- _EXTRACTED TEXT_

☆ ☆ ☆ ☆

Updated on September 7, 2009

Finance is essentially the process of providing funds for economic activities. The producer, the businessman, the consumer, governments, and others often do not have available the funds necessary to complete their transactions. Yet, funds are required as a means of payment- the catalyst that makes production or exchange possible. The funds must be made available in (1) the proper amount of means of payment and (2) the right kinds of funds, such as francs for an American's purchase of French goods.

Financial institutions have grown up to create, provide, exchange, and utilize funds. Taken together, these institutions constitute the financial structure of a modern country. They serve individuals, businesses, and governments, within the country and across international boundaries.

Finance is not to be interpreted in the strict sense of lending only, or of cash only, or of private activity only. The creation of credit by banks or the guaranteeing of a loan is as significant as the granting of the loan itself. Credit money - which takes the form of bank demand deposits and is represented by checks- is even more important than cash or currency in most of the more highly developed economies of the world. Also, governmental finance is nearly equal to private finance in quantitative importance and is often more significant qualitatively and politically. Thus finance is an extremely broad area encompassing many different fields that are bound together by their origin in the same economic fact: an economic entity needs funds, and it attempts to acquire them through society's numerous and varied financial institutions.

The study and practice of finance are concentrated in specialized fields, each of which constitutes an income-making endeavor. These financial specialties include (among others) banking, consumer finance, business or corporation finance, insurance, real estate finance, international finance, and public (governmental) finance. The fields are not mutually exclusive, however. For example, banks often extend loans on real estate, so that the fields of banking and real estate finance overlap. The integrating entity for all financial fields is money- money in the broad sense of all generally accepted media of exchange.

To facilitate the transfer of needed funds to those areas and groups requiring them (and willing to pay for their use), specialized organizations have developed. They accumulate the funds of savers or investors and make them available to users of funds, usually but not always in the form of loans. As a group, such organizations are called "financial intermediaries". In addition to banks and other institutions of deposit such as savings and loan associations, they include pension funds, life insurance companies, investment companies, and many others.


Banks are of many different kinds, but they all have the same basic characteristics: they serve as depositories for the funds of the public and lend funds to individuals or businesses. Banking deals essentially with the process of providing loan funds to borrowers, primarily in the form of bank credit. Commercial banks are in the unique position of being able to create money by establishing or adding to checking accounts (demand deposits) of borrowers by means of commercial loans. In many economically advanced nations, banks' credit money constitutes the bulk of the total money supply. A strong commercial banking system operating on a fractional reserve basis is essential for a nation's economic growth and prosperity.

Consumer Finance

Providing loan funds to consumers to buy consumer durable goods, such as automobiles or furniture, is a specialized area of finance. It differs from all others in that the good acquired does not usually provide the means of repaying the loan.

☆ ☆ ☆ ☆

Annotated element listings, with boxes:
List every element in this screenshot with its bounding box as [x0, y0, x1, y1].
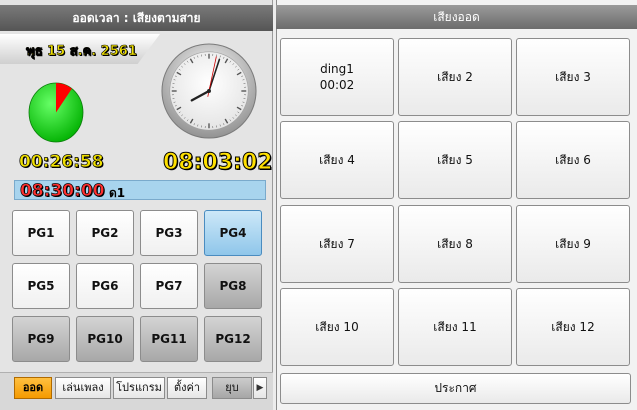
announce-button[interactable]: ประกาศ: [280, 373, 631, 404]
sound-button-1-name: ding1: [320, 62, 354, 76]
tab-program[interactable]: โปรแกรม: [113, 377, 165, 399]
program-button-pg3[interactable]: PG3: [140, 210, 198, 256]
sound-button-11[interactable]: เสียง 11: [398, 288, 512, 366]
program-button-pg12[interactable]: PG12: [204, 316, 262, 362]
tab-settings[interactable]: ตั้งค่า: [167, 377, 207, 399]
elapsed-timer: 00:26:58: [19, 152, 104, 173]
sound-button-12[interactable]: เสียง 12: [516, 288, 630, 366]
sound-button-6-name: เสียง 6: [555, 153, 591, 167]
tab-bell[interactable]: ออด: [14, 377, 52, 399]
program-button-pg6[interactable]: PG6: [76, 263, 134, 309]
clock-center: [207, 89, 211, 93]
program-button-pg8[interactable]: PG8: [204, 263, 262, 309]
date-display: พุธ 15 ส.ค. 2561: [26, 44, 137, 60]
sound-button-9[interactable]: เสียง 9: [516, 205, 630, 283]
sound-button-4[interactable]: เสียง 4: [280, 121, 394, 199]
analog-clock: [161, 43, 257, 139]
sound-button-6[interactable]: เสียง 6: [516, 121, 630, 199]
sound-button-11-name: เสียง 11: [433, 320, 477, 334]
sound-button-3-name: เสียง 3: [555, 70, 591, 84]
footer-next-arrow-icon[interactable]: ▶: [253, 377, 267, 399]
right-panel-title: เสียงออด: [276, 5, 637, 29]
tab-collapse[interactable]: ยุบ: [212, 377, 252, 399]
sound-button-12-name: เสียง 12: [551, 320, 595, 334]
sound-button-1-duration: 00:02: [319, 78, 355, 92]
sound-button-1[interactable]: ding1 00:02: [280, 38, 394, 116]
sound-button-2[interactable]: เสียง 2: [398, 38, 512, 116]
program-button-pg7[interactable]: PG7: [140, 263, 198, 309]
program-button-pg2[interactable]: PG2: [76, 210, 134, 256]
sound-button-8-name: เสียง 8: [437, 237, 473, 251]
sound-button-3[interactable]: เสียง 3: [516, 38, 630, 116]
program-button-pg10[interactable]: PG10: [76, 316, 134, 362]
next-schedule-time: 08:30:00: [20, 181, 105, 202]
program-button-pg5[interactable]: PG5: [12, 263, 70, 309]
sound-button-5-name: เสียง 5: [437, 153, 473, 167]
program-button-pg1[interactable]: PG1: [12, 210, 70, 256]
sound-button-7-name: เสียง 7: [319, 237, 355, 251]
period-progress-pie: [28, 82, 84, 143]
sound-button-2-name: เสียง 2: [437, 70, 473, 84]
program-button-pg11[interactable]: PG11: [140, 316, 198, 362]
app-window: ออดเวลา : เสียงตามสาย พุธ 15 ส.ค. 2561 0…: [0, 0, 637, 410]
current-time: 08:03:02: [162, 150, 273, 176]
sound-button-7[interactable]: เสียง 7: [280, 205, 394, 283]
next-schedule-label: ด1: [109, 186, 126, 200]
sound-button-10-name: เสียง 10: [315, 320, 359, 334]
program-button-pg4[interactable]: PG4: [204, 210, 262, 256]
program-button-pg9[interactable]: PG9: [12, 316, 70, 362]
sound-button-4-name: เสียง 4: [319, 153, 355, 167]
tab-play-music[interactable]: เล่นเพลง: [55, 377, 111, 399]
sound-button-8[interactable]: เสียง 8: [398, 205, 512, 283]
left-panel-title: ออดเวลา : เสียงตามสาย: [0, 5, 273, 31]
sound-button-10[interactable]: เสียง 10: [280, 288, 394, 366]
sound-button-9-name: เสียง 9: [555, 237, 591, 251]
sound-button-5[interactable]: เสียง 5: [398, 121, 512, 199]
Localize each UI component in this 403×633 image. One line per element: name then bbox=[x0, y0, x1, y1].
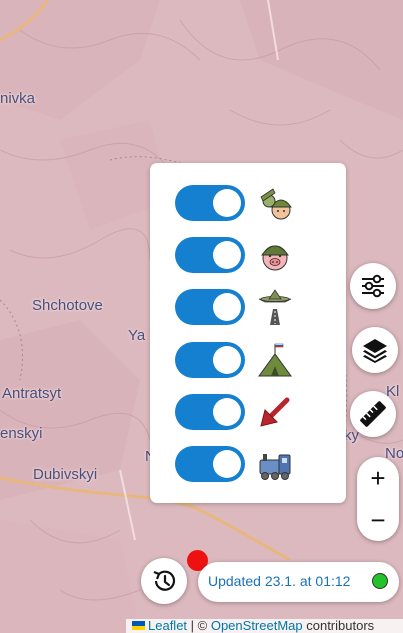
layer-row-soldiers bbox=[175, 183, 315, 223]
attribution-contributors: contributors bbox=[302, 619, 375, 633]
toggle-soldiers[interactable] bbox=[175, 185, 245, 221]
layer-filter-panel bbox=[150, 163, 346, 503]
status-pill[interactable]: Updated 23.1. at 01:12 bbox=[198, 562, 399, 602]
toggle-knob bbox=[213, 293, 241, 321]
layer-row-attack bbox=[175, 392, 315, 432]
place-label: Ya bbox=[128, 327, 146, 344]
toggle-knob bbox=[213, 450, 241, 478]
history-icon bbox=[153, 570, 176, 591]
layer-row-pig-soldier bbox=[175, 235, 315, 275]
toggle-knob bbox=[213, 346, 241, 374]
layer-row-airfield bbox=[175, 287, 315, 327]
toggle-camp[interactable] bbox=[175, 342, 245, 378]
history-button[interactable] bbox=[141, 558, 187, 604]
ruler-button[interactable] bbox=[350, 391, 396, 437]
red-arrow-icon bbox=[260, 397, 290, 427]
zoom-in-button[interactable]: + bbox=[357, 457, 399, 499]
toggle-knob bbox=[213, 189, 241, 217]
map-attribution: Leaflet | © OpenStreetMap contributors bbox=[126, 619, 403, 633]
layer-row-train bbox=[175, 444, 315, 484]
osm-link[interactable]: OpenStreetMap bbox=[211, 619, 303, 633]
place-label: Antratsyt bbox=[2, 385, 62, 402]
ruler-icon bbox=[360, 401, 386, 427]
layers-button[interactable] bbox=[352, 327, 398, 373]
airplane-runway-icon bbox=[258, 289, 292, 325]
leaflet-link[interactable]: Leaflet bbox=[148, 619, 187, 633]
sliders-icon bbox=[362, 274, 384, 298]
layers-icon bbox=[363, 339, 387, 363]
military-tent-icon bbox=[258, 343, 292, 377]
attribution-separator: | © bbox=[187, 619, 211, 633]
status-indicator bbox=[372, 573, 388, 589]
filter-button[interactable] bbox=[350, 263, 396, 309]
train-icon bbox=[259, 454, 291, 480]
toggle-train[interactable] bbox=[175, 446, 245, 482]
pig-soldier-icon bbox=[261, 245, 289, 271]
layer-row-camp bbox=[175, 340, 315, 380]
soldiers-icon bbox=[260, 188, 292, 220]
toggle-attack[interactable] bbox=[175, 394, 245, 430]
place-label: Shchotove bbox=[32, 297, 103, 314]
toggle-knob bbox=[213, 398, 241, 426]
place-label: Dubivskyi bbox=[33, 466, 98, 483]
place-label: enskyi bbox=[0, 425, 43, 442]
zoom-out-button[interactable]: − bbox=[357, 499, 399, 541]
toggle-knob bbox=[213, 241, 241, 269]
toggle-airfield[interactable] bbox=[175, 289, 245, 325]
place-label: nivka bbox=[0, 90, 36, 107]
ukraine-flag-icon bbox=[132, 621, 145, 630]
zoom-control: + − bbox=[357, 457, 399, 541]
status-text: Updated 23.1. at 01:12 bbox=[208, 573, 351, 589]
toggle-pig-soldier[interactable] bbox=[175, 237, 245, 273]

☆ ☆ ☆ ☆

- _EXERCISE TASKS_
a) Turn the rows from the line with "announce-button[interactable]: ประกาศ: [280, 373, 631, 404]" to the line with "sound-button-9[interactable]: เสียง 9: [516, 205, 630, 283]" into a JSON list of strings, one string per line, leaving out any blank lines.
b) Carry the text on finance forward from its last sentence.

- _RESPONSES IN ORDER_
a)
[
  "announce-button[interactable]: ประกาศ: [280, 373, 631, 404]",
  "sound-button-1-name: ding1: [320, 62, 354, 76]",
  "tab-program[interactable]: โปรแกรม: [113, 377, 165, 399]",
  "program-button-pg3[interactable]: PG3: [140, 210, 198, 256]",
  "sound-button-11[interactable]: เสียง 11: [398, 288, 512, 366]",
  "program-button-pg12[interactable]: PG12: [204, 316, 262, 362]",
  "tab-settings[interactable]: ตั้งค่า: [167, 377, 207, 399]",
  "elapsed-timer: 00:26:58: [19, 152, 104, 173]",
  "sound-button-12[interactable]: เสียง 12: [516, 288, 630, 366]",
  "sound-button-6-name: เสียง 6: [555, 153, 591, 167]",
  "tab-bell[interactable]: ออด: [14, 377, 52, 399]",
  "program-button-pg6[interactable]: PG6: [76, 263, 134, 309]",
  "clock-center: [207, 89, 211, 93]",
  "program-button-pg8[interactable]: PG8: [204, 263, 262, 309]",
  "date-display: พุธ 15 ส.ค. 2561: [26, 44, 137, 60]",
  "sound-button-9[interactable]: เสียง 9: [516, 205, 630, 283]"
]

b)
Special and separate institutions have developed for the extension of consumer credit. These are called "consumer finance companies" or simply "finance companies". Operating with a combination of equity funds, retained earnings, and borrowings from banks, finance companies make relatively small (under $2,000), unsecured loans of up to three years' duration to individuals. Most are installment loans calling for repayment in equal monthly installments that include both principal and interest. Banks, which formerly avoided loans that were not self-liquidating, have generally expanded their activities to include consumer loans. 

Business or Corporation Finance

Business enterprises often need funds in addition to their own. These funds may be used to provide working capital, expand inventories, or replace or expand plant and equipment. Smaller businesses usually must turn to institutional lenders, such as banks, for financing. Larger enterprises, however, typically are corporations, which are able to turn to the public, through organized security markets in most cases, for financing both equity and debt funds. Thus this area is often treated as corporation finance, since the corporate form of business enterprise accounts for the dominant share of business activity.

Business or corporation finance involves securities markets, investments, and investment banking. Securities markets handle the issuance, sale, and purchase of both equity shares (stocks) and evidences of indebtedness (bonds). Investments are the placement of funds in business enterprises by individuals or institutions, usually with the aid and advice of investment counselors or brokers. Investment banking is a specialized activity developed through the highly institutionalized process of issuing new securities. Investment bankers facilitate this process by acting as selling agents and by underwriting the issues. Underwriting involves a guarantee to the issuing corporation that a minimum sum will be realized from the sale of the securities.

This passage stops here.